_Your objective_.
Would you quote the material below in full and unchanged?

Items listed in a dataset:
- - - -

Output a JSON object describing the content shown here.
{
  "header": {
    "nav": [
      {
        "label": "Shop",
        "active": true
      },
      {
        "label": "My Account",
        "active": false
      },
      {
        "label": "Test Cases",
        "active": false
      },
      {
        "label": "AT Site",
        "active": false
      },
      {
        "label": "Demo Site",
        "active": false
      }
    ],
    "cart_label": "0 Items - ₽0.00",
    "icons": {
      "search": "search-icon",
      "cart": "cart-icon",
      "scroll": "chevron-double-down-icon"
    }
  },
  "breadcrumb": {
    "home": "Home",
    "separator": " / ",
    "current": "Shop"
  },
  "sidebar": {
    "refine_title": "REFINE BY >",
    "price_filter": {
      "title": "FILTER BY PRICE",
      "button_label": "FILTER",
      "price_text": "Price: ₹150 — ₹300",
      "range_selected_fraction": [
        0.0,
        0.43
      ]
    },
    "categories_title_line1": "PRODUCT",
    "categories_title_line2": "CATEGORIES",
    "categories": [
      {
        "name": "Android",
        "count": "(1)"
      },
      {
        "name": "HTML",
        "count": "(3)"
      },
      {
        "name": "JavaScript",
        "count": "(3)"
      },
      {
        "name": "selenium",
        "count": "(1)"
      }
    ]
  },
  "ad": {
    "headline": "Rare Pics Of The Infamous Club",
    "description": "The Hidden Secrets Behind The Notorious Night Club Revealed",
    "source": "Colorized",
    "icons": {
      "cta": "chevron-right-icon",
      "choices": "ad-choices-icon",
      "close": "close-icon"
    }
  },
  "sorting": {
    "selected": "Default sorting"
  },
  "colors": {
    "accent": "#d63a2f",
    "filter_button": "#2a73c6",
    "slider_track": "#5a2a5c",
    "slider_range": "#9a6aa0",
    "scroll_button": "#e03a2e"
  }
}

- - - -

_Result of this task_.
Output a JSON object describing the content shown here.
{
  "header": {
    "nav": [
      {
        "label": "Shop",
        "active": true
      },
      {
        "label": "My Account",
        "active": false
      },
      {
        "label": "Test Cases",
        "active": false
      },
      {
        "label": "AT Site",
        "active": false
      },
      {
        "label": "Demo Site",
        "active": false
      }
    ],
    "cart_label": "0 Items - ₽0.00",
    "icons": {
      "search": "search-icon",
      "cart": "cart-icon",
      "scroll": "chevron-double-down-icon"
    }
  },
  "breadcrumb": {
    "home": "Home",
    "separator": " / ",
    "current": "Shop"
  },
  "sidebar": {
    "refine_title": "REFINE BY >",
    "price_filter": {
      "title": "FILTER BY PRICE",
      "button_label": "FILTER",
      "price_text": "Price: ₹150 — ₹300",
      "range_selected_fraction": [
        0.0,
        0.43
      ]
    },
    "categories_title_line1": "PRODUCT",
    "categories_title_line2": "CATEGORIES",
    "categories": [
      {
        "name": "Android",
        "count": "(1)"
      },
      {
        "name": "HTML",
        "count": "(3)"
      },
      {
        "name": "JavaScript",
        "count": "(3)"
      },
      {
        "name": "selenium",
        "count": "(1)"
      }
    ]
  },
  "ad": {
    "headline": "Rare Pics Of The Infamous Club",
    "description": "The Hidden Secrets Behind The Notorious Night Club Revealed",
    "source": "Colorized",
    "icons": {
      "cta": "chevron-right-icon",
      "choices": "ad-choices-icon",
      "close": "close-icon"
    }
  },
  "sorting": {
    "selected": "Default sorting"
  },
  "colors": {
    "accent": "#d63a2f",
    "filter_button": "#2a73c6",
    "slider_track": "#5a2a5c",
    "slider_range": "#9a6aa0",
    "scroll_button": "#e03a2e"
  }
}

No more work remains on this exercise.